### What you are asked to do
Write out the listing in full, matching it word for word.
— Begin Data extract —
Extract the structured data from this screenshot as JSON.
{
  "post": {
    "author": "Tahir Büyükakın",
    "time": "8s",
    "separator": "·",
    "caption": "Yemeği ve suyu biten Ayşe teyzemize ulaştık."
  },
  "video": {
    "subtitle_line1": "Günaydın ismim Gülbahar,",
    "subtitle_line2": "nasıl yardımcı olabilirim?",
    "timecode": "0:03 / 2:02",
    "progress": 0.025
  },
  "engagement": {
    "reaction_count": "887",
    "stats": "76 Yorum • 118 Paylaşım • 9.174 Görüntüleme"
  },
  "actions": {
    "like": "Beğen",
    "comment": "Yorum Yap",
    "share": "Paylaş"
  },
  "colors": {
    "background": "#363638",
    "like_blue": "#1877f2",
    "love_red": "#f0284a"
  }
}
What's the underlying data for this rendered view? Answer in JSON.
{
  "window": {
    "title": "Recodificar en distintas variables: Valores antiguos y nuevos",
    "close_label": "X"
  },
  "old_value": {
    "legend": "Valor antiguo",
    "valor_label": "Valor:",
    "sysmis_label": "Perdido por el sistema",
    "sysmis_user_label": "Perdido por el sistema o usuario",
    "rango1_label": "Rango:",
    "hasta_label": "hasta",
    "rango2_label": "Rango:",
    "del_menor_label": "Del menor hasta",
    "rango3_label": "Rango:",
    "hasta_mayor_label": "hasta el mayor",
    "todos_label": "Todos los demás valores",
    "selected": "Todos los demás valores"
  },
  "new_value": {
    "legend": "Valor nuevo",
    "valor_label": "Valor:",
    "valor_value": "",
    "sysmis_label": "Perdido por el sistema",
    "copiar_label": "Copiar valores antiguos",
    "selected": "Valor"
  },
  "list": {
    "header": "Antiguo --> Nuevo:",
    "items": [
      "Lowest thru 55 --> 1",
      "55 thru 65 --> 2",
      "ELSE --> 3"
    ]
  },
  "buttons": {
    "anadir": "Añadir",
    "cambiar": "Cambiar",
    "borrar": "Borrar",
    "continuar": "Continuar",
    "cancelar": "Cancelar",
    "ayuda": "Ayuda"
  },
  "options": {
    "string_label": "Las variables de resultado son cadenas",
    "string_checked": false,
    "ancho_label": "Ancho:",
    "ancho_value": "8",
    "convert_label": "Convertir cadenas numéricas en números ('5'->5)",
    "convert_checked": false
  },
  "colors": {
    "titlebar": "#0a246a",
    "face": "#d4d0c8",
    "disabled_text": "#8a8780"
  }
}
— End Data extract —
### In response
Extract the structured data from this screenshot as JSON.
{
  "post": {
    "author": "Tahir Büyükakın",
    "time": "8s",
    "separator": "·",
    "caption": "Yemeği ve suyu biten Ayşe teyzemize ulaştık."
  },
  "video": {
    "subtitle_line1": "Günaydın ismim Gülbahar,",
    "subtitle_line2": "nasıl yardımcı olabilirim?",
    "timecode": "0:03 / 2:02",
    "progress": 0.025
  },
  "engagement": {
    "reaction_count": "887",
    "stats": "76 Yorum • 118 Paylaşım • 9.174 Görüntüleme"
  },
  "actions": {
    "like": "Beğen",
    "comment": "Yorum Yap",
    "share": "Paylaş"
  },
  "colors": {
    "background": "#363638",
    "like_blue": "#1877f2",
    "love_red": "#f0284a"
  }
}
What's the underlying data for this rendered view? Answer in JSON.
{
  "window": {
    "title": "Recodificar en distintas variables: Valores antiguos y nuevos",
    "close_label": "X"
  },
  "old_value": {
    "legend": "Valor antiguo",
    "valor_label": "Valor:",
    "sysmis_label": "Perdido por el sistema",
    "sysmis_user_label": "Perdido por el sistema o usuario",
    "rango1_label": "Rango:",
    "hasta_label": "hasta",
    "rango2_label": "Rango:",
    "del_menor_label": "Del menor hasta",
    "rango3_label": "Rango:",
    "hasta_mayor_label": "hasta el mayor",
    "todos_label": "Todos los demás valores",
    "selected": "Todos los demás valores"
  },
  "new_value": {
    "legend": "Valor nuevo",
    "valor_label": "Valor:",
    "valor_value": "",
    "sysmis_label": "Perdido por el sistema",
    "copiar_label": "Copiar valores antiguos",
    "selected": "Valor"
  },
  "list": {
    "header": "Antiguo --> Nuevo:",
    "items": [
      "Lowest thru 55 --> 1",
      "55 thru 65 --> 2",
      "ELSE --> 3"
    ]
  },
  "buttons": {
    "anadir": "Añadir",
    "cambiar": "Cambiar",
    "borrar": "Borrar",
    "continuar": "Continuar",
    "cancelar": "Cancelar",
    "ayuda": "Ayuda"
  },
  "options": {
    "string_label": "Las variables de resultado son cadenas",
    "string_checked": false,
    "ancho_label": "Ancho:",
    "ancho_value": "8",
    "convert_label": "Convertir cadenas numéricas en números ('5'->5)",
    "convert_checked": false
  },
  "colors": {
    "titlebar": "#0a246a",
    "face": "#d4d0c8",
    "disabled_text": "#8a8780"
  }
}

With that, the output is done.